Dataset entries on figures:

****************************************

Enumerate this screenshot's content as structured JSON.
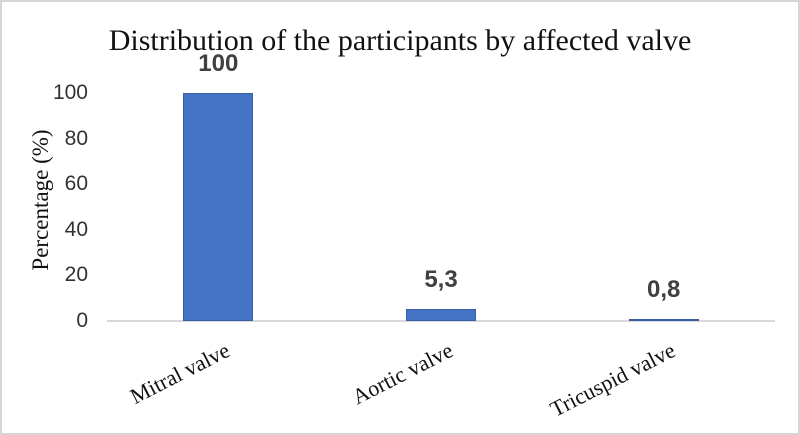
{
  "figure": {
    "background": "#ffffff",
    "frame_color": "#d6d6d6"
  },
  "chart_data": {
    "type": "bar",
    "title": "Distribution of the participants by affected valve",
    "categories": [
      "Mitral valve",
      "Aortic valve",
      "Tricuspid valve"
    ],
    "values": [
      100,
      5.3,
      0.8
    ],
    "data_labels": [
      "100",
      "5,3",
      "0,8"
    ],
    "xlabel": "",
    "ylabel": "Percentage (%)",
    "ylim": [
      0,
      100
    ],
    "yticks": [
      "0",
      "20",
      "40",
      "60",
      "80",
      "100"
    ],
    "grid": false,
    "legend": false,
    "bar_color": "#4472c4",
    "data_label_color": "#404040",
    "tick_label_color": "#333333",
    "text_color": "#111111",
    "axis_line_color": "#d9d9d9"
  }
}
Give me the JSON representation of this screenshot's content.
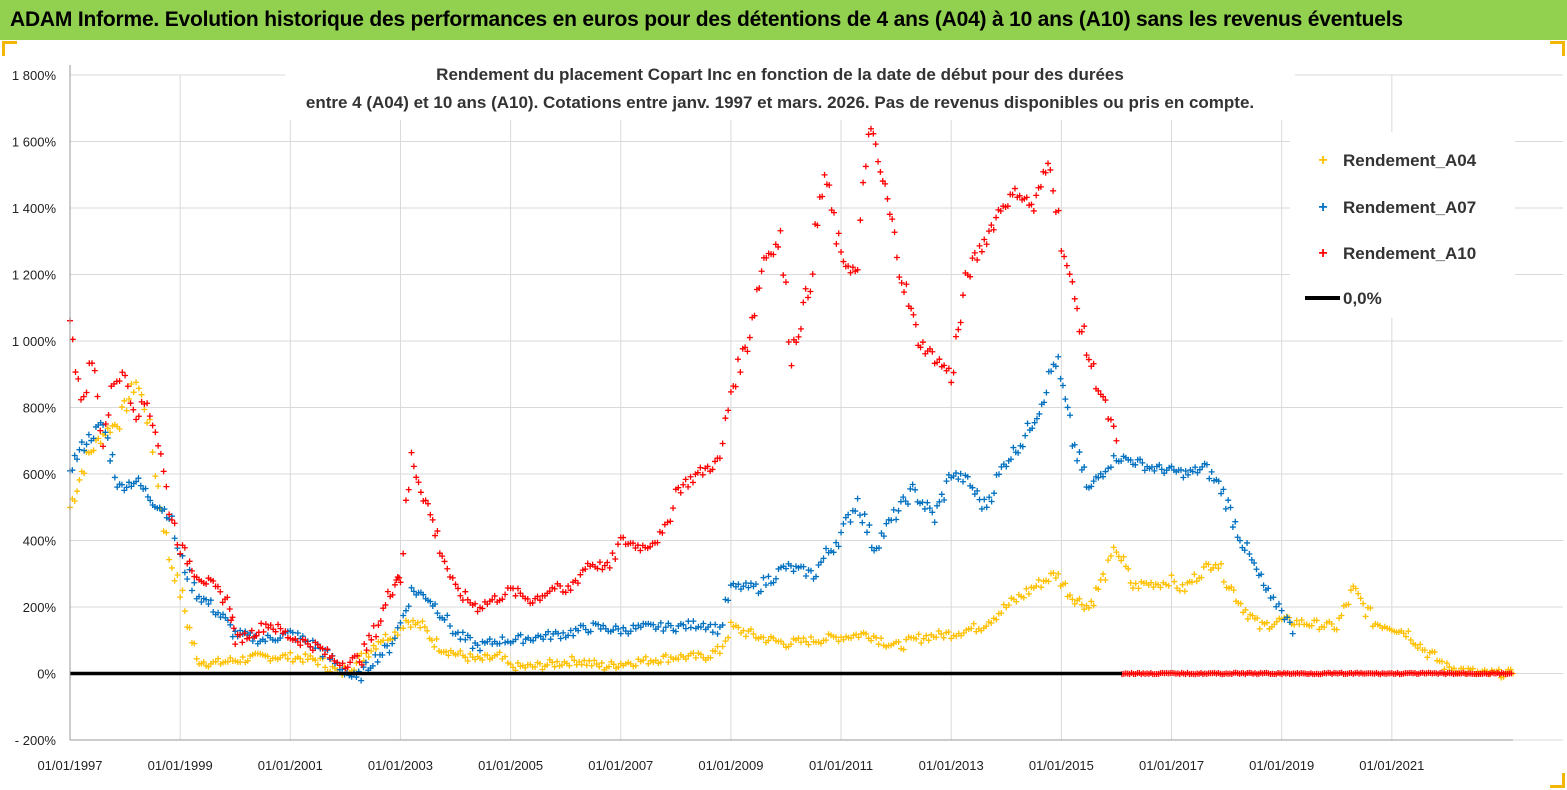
{
  "banner": {
    "title": "ADAM Informe. Evolution historique des performances en euros pour des détentions de 4 ans (A04) à 10 ans (A10) sans les revenus éventuels"
  },
  "colors": {
    "banner": "#92d050",
    "a04": "#ffc000",
    "a07": "#0070c0",
    "a10": "#ff0000",
    "zero": "#000000",
    "grid": "#d9d9d9",
    "corner": "#f2b705"
  },
  "chart_data": {
    "type": "scatter",
    "title": [
      "Rendement du placement Copart Inc en fonction de la date de début pour des durées",
      "entre 4 (A04) et 10 ans (A10). Cotations entre janv. 1997 et mars. 2026. Pas de revenus disponibles ou pris en compte."
    ],
    "x_unit": "year",
    "xlim": [
      1997,
      2023.2
    ],
    "ylim": [
      -200,
      1800
    ],
    "y_ticks": [
      -200,
      0,
      200,
      400,
      600,
      800,
      1000,
      1200,
      1400,
      1600,
      1800
    ],
    "y_tick_labels": [
      "- 200%",
      "0%",
      "200%",
      "400%",
      "600%",
      "800%",
      "1 000%",
      "1 200%",
      "1 400%",
      "1 600%",
      "1 800%"
    ],
    "x_ticks": [
      1997,
      1999,
      2001,
      2003,
      2005,
      2007,
      2009,
      2011,
      2013,
      2015,
      2017,
      2019,
      2021
    ],
    "x_tick_labels": [
      "01/01/1997",
      "01/01/1999",
      "01/01/2001",
      "01/01/2003",
      "01/01/2005",
      "01/01/2007",
      "01/01/2009",
      "01/01/2011",
      "01/01/2013",
      "01/01/2015",
      "01/01/2017",
      "01/01/2019",
      "01/01/2021"
    ],
    "grid": true,
    "legend": {
      "position": "top-right",
      "entries": [
        "Rendement_A04",
        "Rendement_A07",
        "Rendement_A10",
        "0,0%"
      ]
    },
    "series": [
      {
        "name": "Rendement_A04",
        "marker": "+",
        "x": [
          1997.0,
          1997.3,
          1997.6,
          1997.9,
          1998.2,
          1998.4,
          1998.6,
          1998.8,
          1999.0,
          1999.3,
          1999.6,
          2000.0,
          2000.5,
          2001.0,
          2001.5,
          2001.9,
          2002.2,
          2002.6,
          2002.9,
          2003.1,
          2003.4,
          2003.7,
          2004.0,
          2004.4,
          2004.8,
          2005.0,
          2005.4,
          2005.8,
          2006.2,
          2006.7,
          2007.0,
          2007.5,
          2008.0,
          2008.5,
          2008.8,
          2009.0,
          2009.5,
          2010.0,
          2010.5,
          2011.0,
          2011.5,
          2012.0,
          2012.5,
          2013.0,
          2013.5,
          2014.0,
          2014.5,
          2014.9,
          2015.2,
          2015.5,
          2015.8,
          2016.0,
          2016.3,
          2016.5,
          2016.8,
          2017.0,
          2017.2,
          2017.5,
          2017.8,
          2018.0,
          2018.3,
          2018.6,
          2019.0,
          2019.5,
          2020.0,
          2020.3,
          2020.7,
          2021.0,
          2021.3,
          2021.6,
          2022.0,
          2022.3,
          2022.6,
          2022.9,
          2023.2
        ],
        "y": [
          500,
          650,
          720,
          760,
          880,
          780,
          560,
          350,
          250,
          40,
          30,
          40,
          50,
          50,
          40,
          0,
          30,
          100,
          120,
          160,
          140,
          80,
          60,
          40,
          50,
          20,
          20,
          30,
          40,
          20,
          30,
          40,
          50,
          50,
          70,
          140,
          110,
          90,
          100,
          110,
          120,
          80,
          110,
          120,
          140,
          200,
          260,
          300,
          230,
          200,
          300,
          380,
          260,
          270,
          270,
          280,
          250,
          300,
          340,
          280,
          200,
          140,
          160,
          150,
          140,
          250,
          150,
          140,
          120,
          70,
          20,
          10,
          0,
          0,
          0
        ]
      },
      {
        "name": "Rendement_A07",
        "marker": "+",
        "x": [
          1997.0,
          1997.3,
          1997.6,
          1997.9,
          1998.2,
          1998.5,
          1998.8,
          1999.0,
          1999.3,
          1999.6,
          2000.0,
          2000.5,
          2001.0,
          2001.5,
          2001.9,
          2002.2,
          2002.5,
          2002.8,
          2003.0,
          2003.2,
          2003.5,
          2003.8,
          2004.0,
          2004.4,
          2004.8,
          2005.0,
          2005.5,
          2006.0,
          2006.5,
          2007.0,
          2007.5,
          2008.0,
          2008.5,
          2008.8,
          2009.0,
          2009.5,
          2010.0,
          2010.5,
          2011.0,
          2011.3,
          2011.6,
          2012.0,
          2012.3,
          2012.7,
          2013.0,
          2013.3,
          2013.6,
          2014.0,
          2014.3,
          2014.6,
          2014.9,
          2015.2,
          2015.5,
          2015.8,
          2016.0,
          2016.3,
          2016.6,
          2017.0,
          2017.3,
          2017.6,
          2017.9,
          2018.2,
          2018.5,
          2018.8,
          2019.0,
          2019.2
        ],
        "y": [
          620,
          700,
          750,
          560,
          580,
          520,
          480,
          350,
          240,
          200,
          120,
          100,
          120,
          80,
          20,
          -20,
          40,
          80,
          150,
          250,
          230,
          170,
          120,
          80,
          100,
          100,
          110,
          120,
          140,
          130,
          140,
          140,
          150,
          130,
          260,
          260,
          320,
          300,
          420,
          520,
          380,
          480,
          550,
          470,
          600,
          580,
          500,
          640,
          700,
          800,
          950,
          700,
          550,
          620,
          650,
          640,
          620,
          610,
          600,
          620,
          560,
          430,
          320,
          220,
          200,
          120
        ]
      },
      {
        "name": "Rendement_A10",
        "marker": "+",
        "x": [
          1997.0,
          1997.2,
          1997.4,
          1997.6,
          1997.8,
          1998.0,
          1998.2,
          1998.4,
          1998.6,
          1998.8,
          1999.0,
          1999.3,
          1999.6,
          1999.9,
          2000.0,
          2000.3,
          2000.6,
          2001.0,
          2001.5,
          2001.8,
          2002.0,
          2002.3,
          2002.6,
          2002.9,
          2003.0,
          2003.2,
          2003.5,
          2003.8,
          2004.0,
          2004.4,
          2004.8,
          2005.0,
          2005.4,
          2005.8,
          2006.0,
          2006.4,
          2006.8,
          2007.0,
          2007.4,
          2007.8,
          2008.0,
          2008.4,
          2008.8,
          2009.0,
          2009.3,
          2009.6,
          2009.9,
          2010.1,
          2010.4,
          2010.7,
          2011.0,
          2011.3,
          2011.5,
          2011.8,
          2012.1,
          2012.4,
          2012.7,
          2013.0,
          2013.3,
          2013.6,
          2013.9,
          2014.2,
          2014.5,
          2014.8,
          2015.0,
          2015.2,
          2015.5,
          2015.8,
          2016.0
        ],
        "y": [
          1100,
          800,
          950,
          700,
          880,
          900,
          780,
          820,
          700,
          500,
          380,
          300,
          260,
          210,
          100,
          120,
          150,
          110,
          80,
          40,
          30,
          50,
          150,
          280,
          300,
          650,
          500,
          340,
          250,
          200,
          230,
          250,
          220,
          260,
          240,
          330,
          320,
          400,
          380,
          420,
          550,
          600,
          640,
          850,
          1000,
          1250,
          1300,
          960,
          1150,
          1500,
          1250,
          1200,
          1650,
          1450,
          1200,
          1000,
          950,
          900,
          1200,
          1300,
          1400,
          1450,
          1400,
          1550,
          1300,
          1150,
          950,
          800,
          700
        ]
      },
      {
        "name": "Rendement_A10_zero_tail",
        "marker": "+",
        "x": [
          2016.1,
          2023.2
        ],
        "y": [
          0,
          0
        ],
        "dense": true
      },
      {
        "name": "0,0%",
        "line": true,
        "x": [
          1997.0,
          2016.1
        ],
        "y": [
          0,
          0
        ]
      }
    ]
  }
}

****************************************

Given request —
Using the listing above, pull out all lines that hold the word "title".

The output —
    "title": "Distribution of the participants by affected valve",
    "title": "ADAM Informe. Evolution historique des performances en euros pour des détentions de 4 ans (A04) à 10 ans (A10) sans les revenus éventuels"
    "title": [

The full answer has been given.